■ RECORDED DATA
****************

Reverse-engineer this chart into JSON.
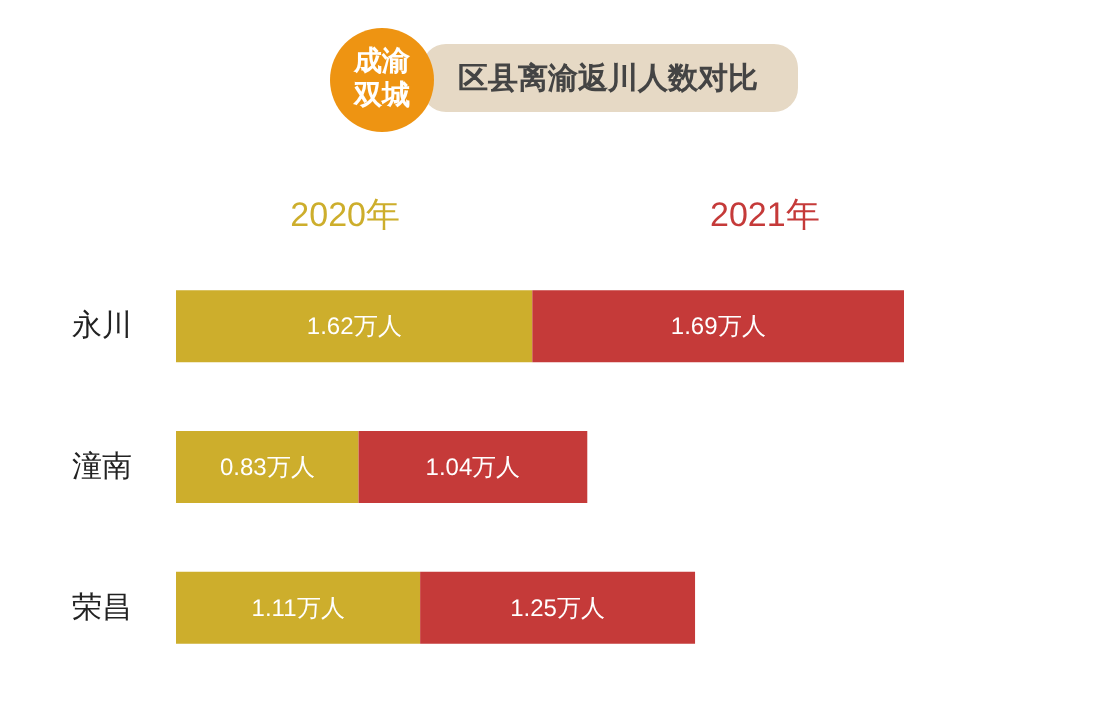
{
  "chart_data": {
    "type": "bar",
    "title": "区县离渝返川人数对比",
    "subtitle": "成渝双城",
    "orientation": "horizontal",
    "stacked": true,
    "categories": [
      "永川",
      "潼南",
      "荣昌"
    ],
    "series": [
      {
        "name": "2020年",
        "color": "#cdae2c",
        "values": [
          1.62,
          0.83,
          1.11
        ],
        "value_labels": [
          "1.62万人",
          "0.83万人",
          "1.11万人"
        ]
      },
      {
        "name": "2021年",
        "color": "#c53a39",
        "values": [
          1.69,
          1.04,
          1.25
        ],
        "value_labels": [
          "1.69万人",
          "1.04万人",
          "1.25万人"
        ]
      }
    ],
    "legend": "top"
  }
}
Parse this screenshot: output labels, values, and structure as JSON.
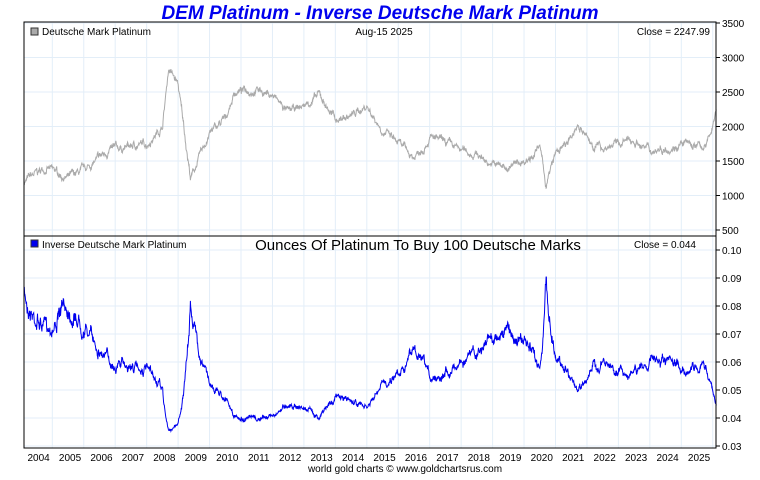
{
  "chart_data": [
    {
      "type": "line",
      "title": "DEM Platinum - Inverse Deutsche Mark Platinum",
      "legend": "Deutsche Mark Platinum",
      "date": "Aug-15  2025",
      "close_label": "Close = 2247.99",
      "color": "#aaaaaa",
      "ylim": [
        500,
        3500
      ],
      "yticks": [
        500,
        1000,
        1500,
        2000,
        2500,
        3000,
        3500
      ],
      "x": [
        2003.6,
        2004.3,
        2005.0,
        2005.5,
        2006.3,
        2006.9,
        2007.5,
        2008.0,
        2008.2,
        2008.5,
        2008.9,
        2009.5,
        2010.0,
        2010.3,
        2011.0,
        2011.5,
        2012.0,
        2012.5,
        2013.0,
        2013.5,
        2014.0,
        2014.5,
        2015.0,
        2015.5,
        2016.0,
        2016.5,
        2017.0,
        2017.5,
        2018.0,
        2018.5,
        2019.0,
        2019.5,
        2020.0,
        2020.2,
        2020.5,
        2021.0,
        2021.2,
        2021.6,
        2022.0,
        2022.5,
        2023.0,
        2023.5,
        2024.0,
        2024.5,
        2025.3,
        2025.62
      ],
      "values": [
        1200,
        1400,
        1250,
        1350,
        1650,
        1700,
        1750,
        2000,
        2850,
        2600,
        1250,
        1900,
        2100,
        2500,
        2550,
        2450,
        2200,
        2300,
        2450,
        2100,
        2150,
        2300,
        1950,
        1750,
        1550,
        1850,
        1750,
        1650,
        1600,
        1450,
        1400,
        1500,
        1700,
        1150,
        1600,
        1800,
        2050,
        1750,
        1700,
        1750,
        1800,
        1650,
        1700,
        1750,
        1700,
        2248
      ]
    },
    {
      "type": "line",
      "legend": "Inverse Deutsche Mark Platinum",
      "subtitle": "Ounces Of Platinum To Buy 100 Deutsche Marks",
      "close_label": "Close = 0.044",
      "color": "#0000ee",
      "ylim": [
        0.03,
        0.1
      ],
      "yticks": [
        "0.03",
        "0.04",
        "0.05",
        "0.06",
        "0.07",
        "0.08",
        "0.09",
        "0.10"
      ],
      "derived": "100 / Deutsche Mark Platinum"
    }
  ],
  "xaxis": {
    "ticks": [
      "2004",
      "2005",
      "2006",
      "2007",
      "2008",
      "2009",
      "2010",
      "2011",
      "2012",
      "2013",
      "2014",
      "2015",
      "2016",
      "2017",
      "2018",
      "2019",
      "2020",
      "2021",
      "2022",
      "2023",
      "2024",
      "2025"
    ]
  },
  "footer": "world gold charts © www.goldchartsrus.com"
}
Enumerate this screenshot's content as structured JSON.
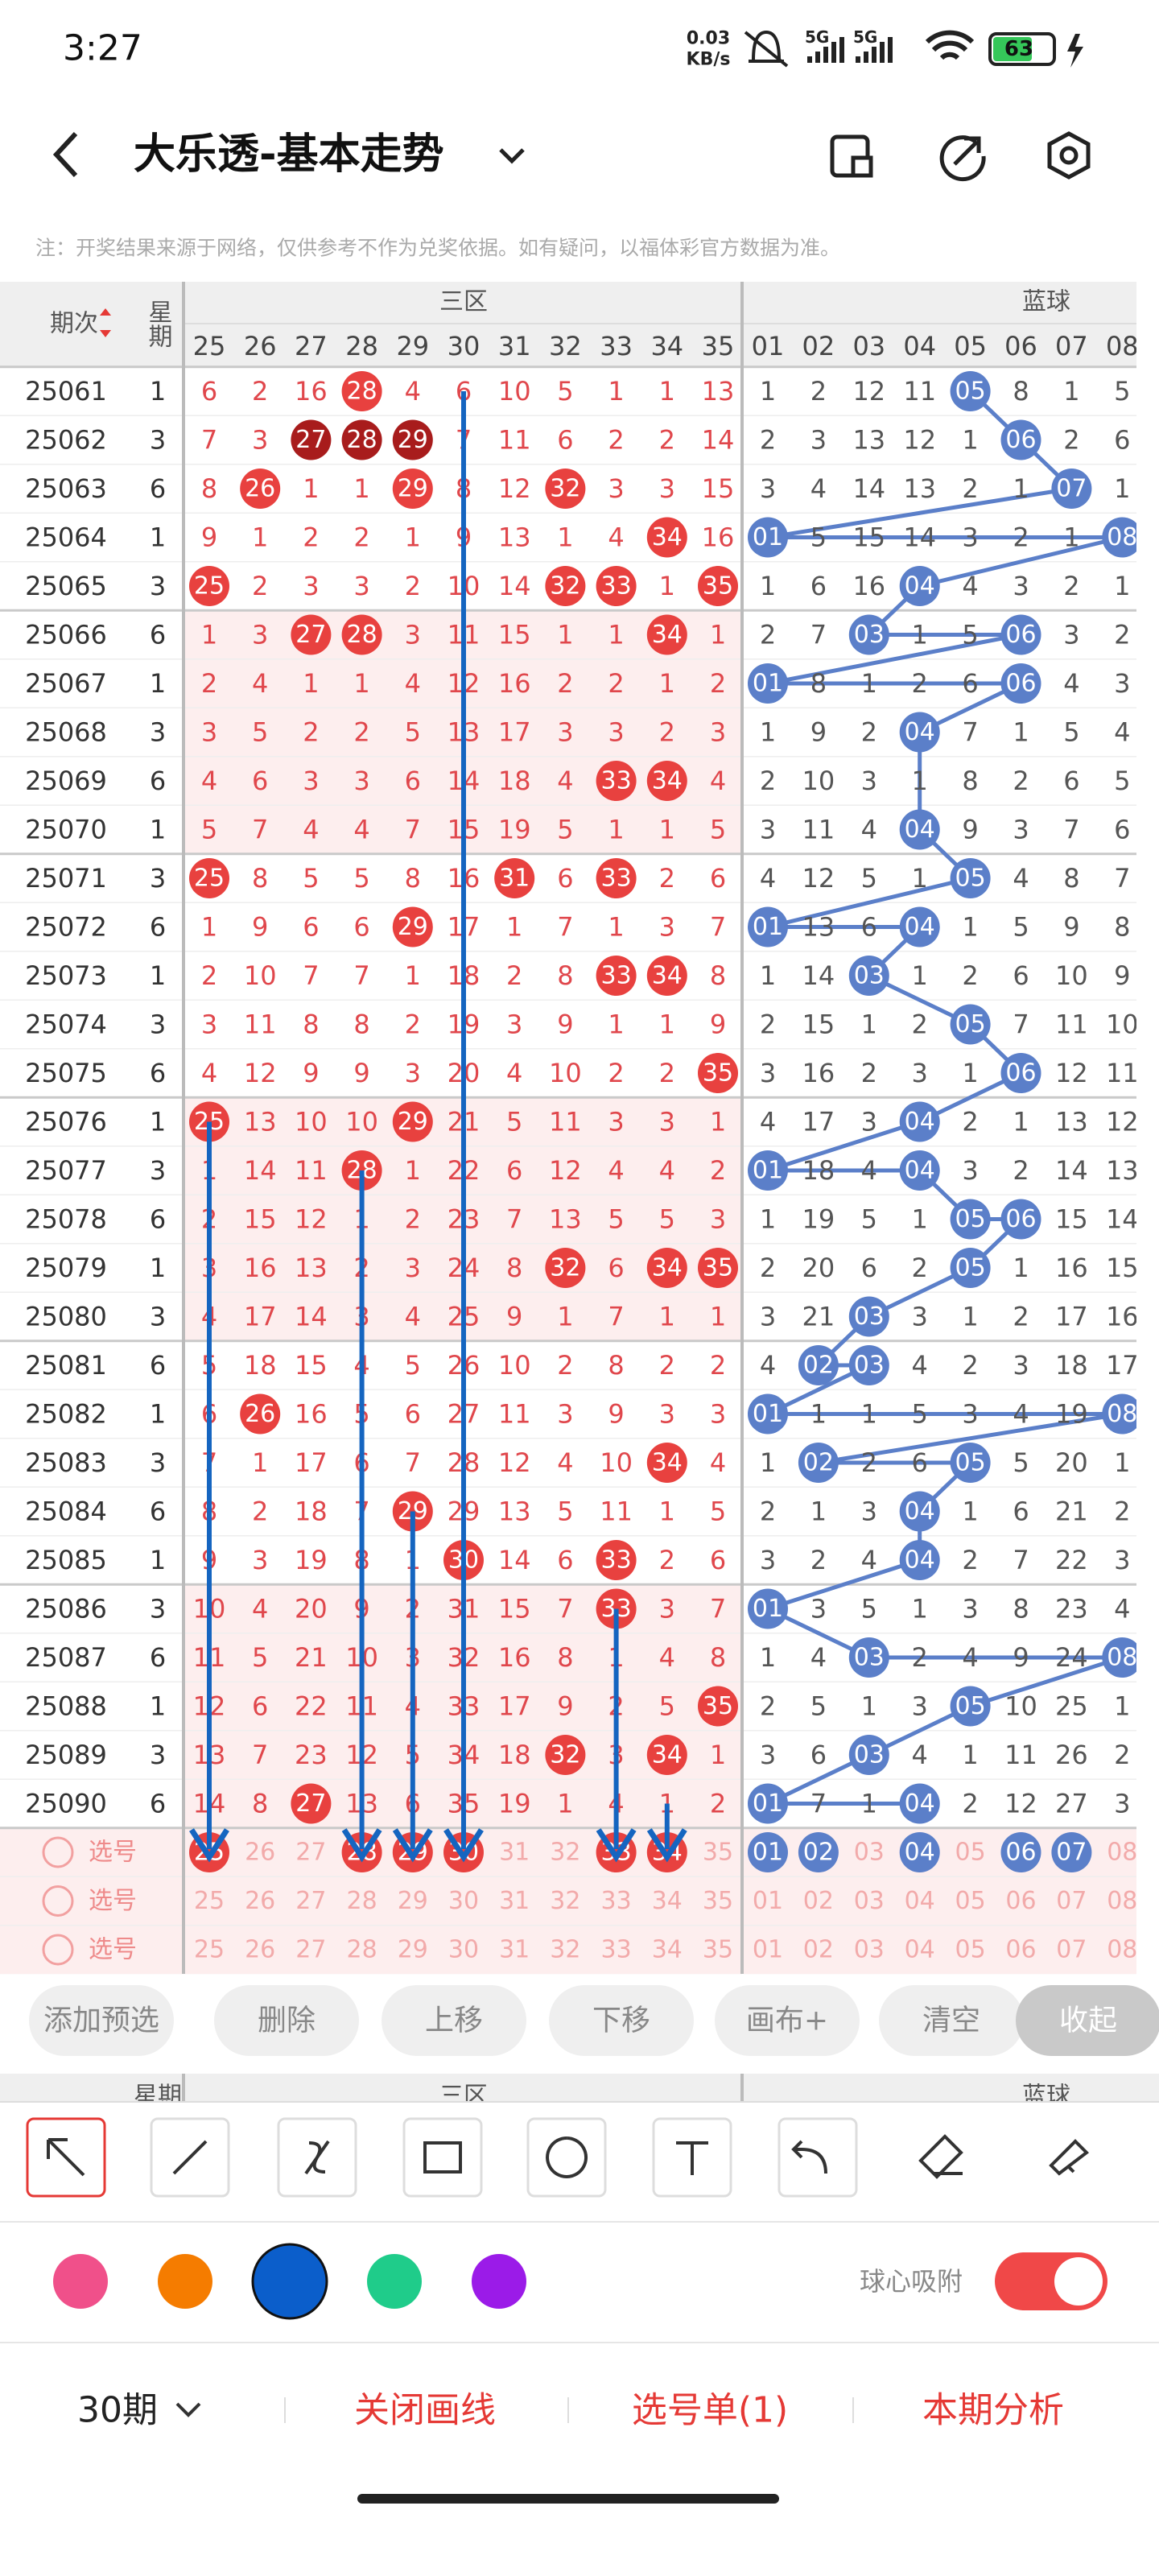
{
  "status_bar": {
    "time": "3:27",
    "net_speed": "0.03",
    "net_unit": "KB/s",
    "sig1": "5G",
    "sig2": "5G",
    "battery": "63"
  },
  "header": {
    "title": "大乐透-基本走势"
  },
  "note": "注：开奖结果来源于网络，仅供参考不作为兑奖依据。如有疑问，以福体彩官方数据为准。",
  "table": {
    "col_period": "期次",
    "col_week": "星期",
    "front_zone": "三区",
    "back_zone": "蓝球",
    "front_numbers": [
      "25",
      "26",
      "27",
      "28",
      "29",
      "30",
      "31",
      "32",
      "33",
      "34",
      "35"
    ],
    "back_numbers": [
      "01",
      "02",
      "03",
      "04",
      "05",
      "06",
      "07",
      "08"
    ],
    "rows": [
      {
        "period": "25061",
        "week": "1",
        "front": [
          "6",
          "2",
          "16",
          "28",
          "4",
          "6",
          "10",
          "5",
          "1",
          "1",
          "13"
        ],
        "back": [
          "1",
          "2",
          "12",
          "11",
          "05",
          "8",
          "1",
          "5"
        ]
      },
      {
        "period": "25062",
        "week": "3",
        "front": [
          "7",
          "3",
          "27",
          "28",
          "29",
          "7",
          "11",
          "6",
          "2",
          "2",
          "14"
        ],
        "back": [
          "2",
          "3",
          "13",
          "12",
          "1",
          "06",
          "2",
          "6"
        ]
      },
      {
        "period": "25063",
        "week": "6",
        "front": [
          "8",
          "26",
          "1",
          "1",
          "29",
          "8",
          "12",
          "32",
          "3",
          "3",
          "15"
        ],
        "back": [
          "3",
          "4",
          "14",
          "13",
          "2",
          "1",
          "07",
          "1"
        ]
      },
      {
        "period": "25064",
        "week": "1",
        "front": [
          "9",
          "1",
          "2",
          "2",
          "1",
          "9",
          "13",
          "1",
          "4",
          "34",
          "16"
        ],
        "back": [
          "01",
          "5",
          "15",
          "14",
          "3",
          "2",
          "1",
          "08"
        ]
      },
      {
        "period": "25065",
        "week": "3",
        "front": [
          "25",
          "2",
          "3",
          "3",
          "2",
          "10",
          "14",
          "32",
          "33",
          "1",
          "35"
        ],
        "back": [
          "1",
          "6",
          "16",
          "04",
          "4",
          "3",
          "2",
          "1"
        ]
      },
      {
        "period": "25066",
        "week": "6",
        "front": [
          "1",
          "3",
          "27",
          "28",
          "3",
          "11",
          "15",
          "1",
          "1",
          "34",
          "1"
        ],
        "back": [
          "2",
          "7",
          "03",
          "1",
          "5",
          "06",
          "3",
          "2"
        ]
      },
      {
        "period": "25067",
        "week": "1",
        "front": [
          "2",
          "4",
          "1",
          "1",
          "4",
          "12",
          "16",
          "2",
          "2",
          "1",
          "2"
        ],
        "back": [
          "01",
          "8",
          "1",
          "2",
          "6",
          "06",
          "4",
          "3"
        ]
      },
      {
        "period": "25068",
        "week": "3",
        "front": [
          "3",
          "5",
          "2",
          "2",
          "5",
          "13",
          "17",
          "3",
          "3",
          "2",
          "3"
        ],
        "back": [
          "1",
          "9",
          "2",
          "04",
          "7",
          "1",
          "5",
          "4"
        ]
      },
      {
        "period": "25069",
        "week": "6",
        "front": [
          "4",
          "6",
          "3",
          "3",
          "6",
          "14",
          "18",
          "4",
          "33",
          "34",
          "4"
        ],
        "back": [
          "2",
          "10",
          "3",
          "1",
          "8",
          "2",
          "6",
          "5"
        ]
      },
      {
        "period": "25070",
        "week": "1",
        "front": [
          "5",
          "7",
          "4",
          "4",
          "7",
          "15",
          "19",
          "5",
          "1",
          "1",
          "5"
        ],
        "back": [
          "3",
          "11",
          "4",
          "04",
          "9",
          "3",
          "7",
          "6"
        ]
      },
      {
        "period": "25071",
        "week": "3",
        "front": [
          "25",
          "8",
          "5",
          "5",
          "8",
          "16",
          "31",
          "6",
          "33",
          "2",
          "6"
        ],
        "back": [
          "4",
          "12",
          "5",
          "1",
          "05",
          "4",
          "8",
          "7"
        ]
      },
      {
        "period": "25072",
        "week": "6",
        "front": [
          "1",
          "9",
          "6",
          "6",
          "29",
          "17",
          "1",
          "7",
          "1",
          "3",
          "7"
        ],
        "back": [
          "01",
          "13",
          "6",
          "04",
          "1",
          "5",
          "9",
          "8"
        ]
      },
      {
        "period": "25073",
        "week": "1",
        "front": [
          "2",
          "10",
          "7",
          "7",
          "1",
          "18",
          "2",
          "8",
          "33",
          "34",
          "8"
        ],
        "back": [
          "1",
          "14",
          "03",
          "1",
          "2",
          "6",
          "10",
          "9"
        ]
      },
      {
        "period": "25074",
        "week": "3",
        "front": [
          "3",
          "11",
          "8",
          "8",
          "2",
          "19",
          "3",
          "9",
          "1",
          "1",
          "9"
        ],
        "back": [
          "2",
          "15",
          "1",
          "2",
          "05",
          "7",
          "11",
          "10"
        ]
      },
      {
        "period": "25075",
        "week": "6",
        "front": [
          "4",
          "12",
          "9",
          "9",
          "3",
          "20",
          "4",
          "10",
          "2",
          "2",
          "35"
        ],
        "back": [
          "3",
          "16",
          "2",
          "3",
          "1",
          "06",
          "12",
          "11"
        ]
      },
      {
        "period": "25076",
        "week": "1",
        "front": [
          "25",
          "13",
          "10",
          "10",
          "29",
          "21",
          "5",
          "11",
          "3",
          "3",
          "1"
        ],
        "back": [
          "4",
          "17",
          "3",
          "04",
          "2",
          "1",
          "13",
          "12"
        ]
      },
      {
        "period": "25077",
        "week": "3",
        "front": [
          "1",
          "14",
          "11",
          "28",
          "1",
          "22",
          "6",
          "12",
          "4",
          "4",
          "2"
        ],
        "back": [
          "01",
          "18",
          "4",
          "04",
          "3",
          "2",
          "14",
          "13"
        ]
      },
      {
        "period": "25078",
        "week": "6",
        "front": [
          "2",
          "15",
          "12",
          "1",
          "2",
          "23",
          "7",
          "13",
          "5",
          "5",
          "3"
        ],
        "back": [
          "1",
          "19",
          "5",
          "1",
          "05",
          "06",
          "15",
          "14"
        ]
      },
      {
        "period": "25079",
        "week": "1",
        "front": [
          "3",
          "16",
          "13",
          "2",
          "3",
          "24",
          "8",
          "32",
          "6",
          "34",
          "35"
        ],
        "back": [
          "2",
          "20",
          "6",
          "2",
          "05",
          "1",
          "16",
          "15"
        ]
      },
      {
        "period": "25080",
        "week": "3",
        "front": [
          "4",
          "17",
          "14",
          "3",
          "4",
          "25",
          "9",
          "1",
          "7",
          "1",
          "1"
        ],
        "back": [
          "3",
          "21",
          "03",
          "3",
          "1",
          "2",
          "17",
          "16"
        ]
      },
      {
        "period": "25081",
        "week": "6",
        "front": [
          "5",
          "18",
          "15",
          "4",
          "5",
          "26",
          "10",
          "2",
          "8",
          "2",
          "2"
        ],
        "back": [
          "4",
          "02",
          "03",
          "4",
          "2",
          "3",
          "18",
          "17"
        ]
      },
      {
        "period": "25082",
        "week": "1",
        "front": [
          "6",
          "26",
          "16",
          "5",
          "6",
          "27",
          "11",
          "3",
          "9",
          "3",
          "3"
        ],
        "back": [
          "01",
          "1",
          "1",
          "5",
          "3",
          "4",
          "19",
          "08"
        ]
      },
      {
        "period": "25083",
        "week": "3",
        "front": [
          "7",
          "1",
          "17",
          "6",
          "7",
          "28",
          "12",
          "4",
          "10",
          "34",
          "4"
        ],
        "back": [
          "1",
          "02",
          "2",
          "6",
          "05",
          "5",
          "20",
          "1"
        ]
      },
      {
        "period": "25084",
        "week": "6",
        "front": [
          "8",
          "2",
          "18",
          "7",
          "29",
          "29",
          "13",
          "5",
          "11",
          "1",
          "5"
        ],
        "back": [
          "2",
          "1",
          "3",
          "04",
          "1",
          "6",
          "21",
          "2"
        ]
      },
      {
        "period": "25085",
        "week": "1",
        "front": [
          "9",
          "3",
          "19",
          "8",
          "1",
          "30",
          "14",
          "6",
          "33",
          "2",
          "6"
        ],
        "back": [
          "3",
          "2",
          "4",
          "04",
          "2",
          "7",
          "22",
          "3"
        ]
      },
      {
        "period": "25086",
        "week": "3",
        "front": [
          "10",
          "4",
          "20",
          "9",
          "2",
          "31",
          "15",
          "7",
          "33",
          "3",
          "7"
        ],
        "back": [
          "01",
          "3",
          "5",
          "1",
          "3",
          "8",
          "23",
          "4"
        ]
      },
      {
        "period": "25087",
        "week": "6",
        "front": [
          "11",
          "5",
          "21",
          "10",
          "3",
          "32",
          "16",
          "8",
          "1",
          "4",
          "8"
        ],
        "back": [
          "1",
          "4",
          "03",
          "2",
          "4",
          "9",
          "24",
          "08"
        ]
      },
      {
        "period": "25088",
        "week": "1",
        "front": [
          "12",
          "6",
          "22",
          "11",
          "4",
          "33",
          "17",
          "9",
          "2",
          "5",
          "35"
        ],
        "back": [
          "2",
          "5",
          "1",
          "3",
          "05",
          "10",
          "25",
          "1"
        ]
      },
      {
        "period": "25089",
        "week": "3",
        "front": [
          "13",
          "7",
          "23",
          "12",
          "5",
          "34",
          "18",
          "32",
          "3",
          "34",
          "1"
        ],
        "back": [
          "3",
          "6",
          "03",
          "4",
          "1",
          "11",
          "26",
          "2"
        ]
      },
      {
        "period": "25090",
        "week": "6",
        "front": [
          "14",
          "8",
          "27",
          "13",
          "6",
          "35",
          "19",
          "1",
          "4",
          "1",
          "2"
        ],
        "back": [
          "01",
          "7",
          "1",
          "04",
          "2",
          "12",
          "27",
          "3"
        ]
      }
    ],
    "picks": [
      {
        "label": "选号",
        "front": [
          {
            "text": "25",
            "selected": true
          },
          {
            "text": "26",
            "selected": false
          },
          {
            "text": "27",
            "selected": false
          },
          {
            "text": "28",
            "selected": true
          },
          {
            "text": "29",
            "selected": true
          },
          {
            "text": "30",
            "selected": true
          },
          {
            "text": "31",
            "selected": false
          },
          {
            "text": "32",
            "selected": false
          },
          {
            "text": "33",
            "selected": true
          },
          {
            "text": "34",
            "selected": true
          },
          {
            "text": "35",
            "selected": false
          }
        ],
        "back": [
          {
            "text": "01",
            "selected": true
          },
          {
            "text": "02",
            "selected": true
          },
          {
            "text": "03",
            "selected": false
          },
          {
            "text": "04",
            "selected": true
          },
          {
            "text": "05",
            "selected": false
          },
          {
            "text": "06",
            "selected": true
          },
          {
            "text": "07",
            "selected": true
          },
          {
            "text": "08",
            "selected": false
          }
        ]
      },
      {
        "label": "选号",
        "front": [
          {
            "text": "25",
            "selected": false
          },
          {
            "text": "26",
            "selected": false
          },
          {
            "text": "27",
            "selected": false
          },
          {
            "text": "28",
            "selected": false
          },
          {
            "text": "29",
            "selected": false
          },
          {
            "text": "30",
            "selected": false
          },
          {
            "text": "31",
            "selected": false
          },
          {
            "text": "32",
            "selected": false
          },
          {
            "text": "33",
            "selected": false
          },
          {
            "text": "34",
            "selected": false
          },
          {
            "text": "35",
            "selected": false
          }
        ],
        "back": [
          {
            "text": "01",
            "selected": false
          },
          {
            "text": "02",
            "selected": false
          },
          {
            "text": "03",
            "selected": false
          },
          {
            "text": "04",
            "selected": false
          },
          {
            "text": "05",
            "selected": false
          },
          {
            "text": "06",
            "selected": false
          },
          {
            "text": "07",
            "selected": false
          },
          {
            "text": "08",
            "selected": false
          }
        ]
      },
      {
        "label": "选号",
        "front": [
          {
            "text": "25",
            "selected": false
          },
          {
            "text": "26",
            "selected": false
          },
          {
            "text": "27",
            "selected": false
          },
          {
            "text": "28",
            "selected": false
          },
          {
            "text": "29",
            "selected": false
          },
          {
            "text": "30",
            "selected": false
          },
          {
            "text": "31",
            "selected": false
          },
          {
            "text": "32",
            "selected": false
          },
          {
            "text": "33",
            "selected": false
          },
          {
            "text": "34",
            "selected": false
          },
          {
            "text": "35",
            "selected": false
          }
        ],
        "back": [
          {
            "text": "01",
            "selected": false
          },
          {
            "text": "02",
            "selected": false
          },
          {
            "text": "03",
            "selected": false
          },
          {
            "text": "04",
            "selected": false
          },
          {
            "text": "05",
            "selected": false
          },
          {
            "text": "06",
            "selected": false
          },
          {
            "text": "07",
            "selected": false
          },
          {
            "text": "08",
            "selected": false
          }
        ]
      }
    ]
  },
  "buttons": [
    "添加预选",
    "删除",
    "上移",
    "下移",
    "画布+",
    "清空",
    "收起"
  ],
  "tools": {
    "colors": [
      "#f0508a",
      "#f57c00",
      "#0b5ecb",
      "#1fcc8a",
      "#9b1be8"
    ],
    "selected_color": 2,
    "snap_label": "球心吸附",
    "snap_on": true
  },
  "bottom_bar": {
    "period_select": "30期",
    "close_lines": "关闭画线",
    "pick_list": "选号单(1)",
    "analysis": "本期分析"
  }
}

****************

■ WHAT YOU HAVE TO DO
For the records above, state how many lines include the string "legend", giving the number and nothing else.

■ EXERCISE SOLUTION
3